— Start Provided entries —

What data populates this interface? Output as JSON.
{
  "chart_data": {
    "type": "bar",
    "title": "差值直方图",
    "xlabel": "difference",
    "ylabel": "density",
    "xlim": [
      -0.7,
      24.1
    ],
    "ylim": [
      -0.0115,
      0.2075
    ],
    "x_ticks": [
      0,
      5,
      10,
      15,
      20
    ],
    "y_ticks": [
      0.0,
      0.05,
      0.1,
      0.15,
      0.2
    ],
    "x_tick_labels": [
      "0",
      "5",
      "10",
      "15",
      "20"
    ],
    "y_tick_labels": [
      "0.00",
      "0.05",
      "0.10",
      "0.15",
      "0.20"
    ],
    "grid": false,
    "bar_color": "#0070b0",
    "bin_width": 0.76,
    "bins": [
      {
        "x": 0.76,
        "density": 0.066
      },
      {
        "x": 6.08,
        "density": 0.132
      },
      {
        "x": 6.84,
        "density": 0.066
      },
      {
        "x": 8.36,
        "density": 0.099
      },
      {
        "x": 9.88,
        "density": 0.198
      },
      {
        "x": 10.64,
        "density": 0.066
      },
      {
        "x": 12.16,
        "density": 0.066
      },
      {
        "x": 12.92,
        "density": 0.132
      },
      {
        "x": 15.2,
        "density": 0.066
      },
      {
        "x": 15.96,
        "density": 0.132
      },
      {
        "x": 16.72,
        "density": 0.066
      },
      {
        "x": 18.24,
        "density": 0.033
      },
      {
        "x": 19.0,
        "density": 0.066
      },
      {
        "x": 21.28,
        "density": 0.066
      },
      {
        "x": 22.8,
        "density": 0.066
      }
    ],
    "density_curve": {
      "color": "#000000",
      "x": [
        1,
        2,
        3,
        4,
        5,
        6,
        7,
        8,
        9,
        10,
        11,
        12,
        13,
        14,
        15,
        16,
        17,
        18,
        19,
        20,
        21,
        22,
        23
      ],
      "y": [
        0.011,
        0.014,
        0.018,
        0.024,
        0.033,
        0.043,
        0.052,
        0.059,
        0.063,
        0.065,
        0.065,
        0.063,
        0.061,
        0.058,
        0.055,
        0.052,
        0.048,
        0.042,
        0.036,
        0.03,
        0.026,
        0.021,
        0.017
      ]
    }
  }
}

— End Provided entries —

Return each line of the data exactly as written above.

### Worked solution
What data populates this interface? Output as JSON.
{
  "chart_data": {
    "type": "bar",
    "title": "差值直方图",
    "xlabel": "difference",
    "ylabel": "density",
    "xlim": [
      -0.7,
      24.1
    ],
    "ylim": [
      -0.0115,
      0.2075
    ],
    "x_ticks": [
      0,
      5,
      10,
      15,
      20
    ],
    "y_ticks": [
      0.0,
      0.05,
      0.1,
      0.15,
      0.2
    ],
    "x_tick_labels": [
      "0",
      "5",
      "10",
      "15",
      "20"
    ],
    "y_tick_labels": [
      "0.00",
      "0.05",
      "0.10",
      "0.15",
      "0.20"
    ],
    "grid": false,
    "bar_color": "#0070b0",
    "bin_width": 0.76,
    "bins": [
      {
        "x": 0.76,
        "density": 0.066
      },
      {
        "x": 6.08,
        "density": 0.132
      },
      {
        "x": 6.84,
        "density": 0.066
      },
      {
        "x": 8.36,
        "density": 0.099
      },
      {
        "x": 9.88,
        "density": 0.198
      },
      {
        "x": 10.64,
        "density": 0.066
      },
      {
        "x": 12.16,
        "density": 0.066
      },
      {
        "x": 12.92,
        "density": 0.132
      },
      {
        "x": 15.2,
        "density": 0.066
      },
      {
        "x": 15.96,
        "density": 0.132
      },
      {
        "x": 16.72,
        "density": 0.066
      },
      {
        "x": 18.24,
        "density": 0.033
      },
      {
        "x": 19.0,
        "density": 0.066
      },
      {
        "x": 21.28,
        "density": 0.066
      },
      {
        "x": 22.8,
        "density": 0.066
      }
    ],
    "density_curve": {
      "color": "#000000",
      "x": [
        1,
        2,
        3,
        4,
        5,
        6,
        7,
        8,
        9,
        10,
        11,
        12,
        13,
        14,
        15,
        16,
        17,
        18,
        19,
        20,
        21,
        22,
        23
      ],
      "y": [
        0.011,
        0.014,
        0.018,
        0.024,
        0.033,
        0.043,
        0.052,
        0.059,
        0.063,
        0.065,
        0.065,
        0.063,
        0.061,
        0.058,
        0.055,
        0.052,
        0.048,
        0.042,
        0.036,
        0.03,
        0.026,
        0.021,
        0.017
      ]
    }
  }
}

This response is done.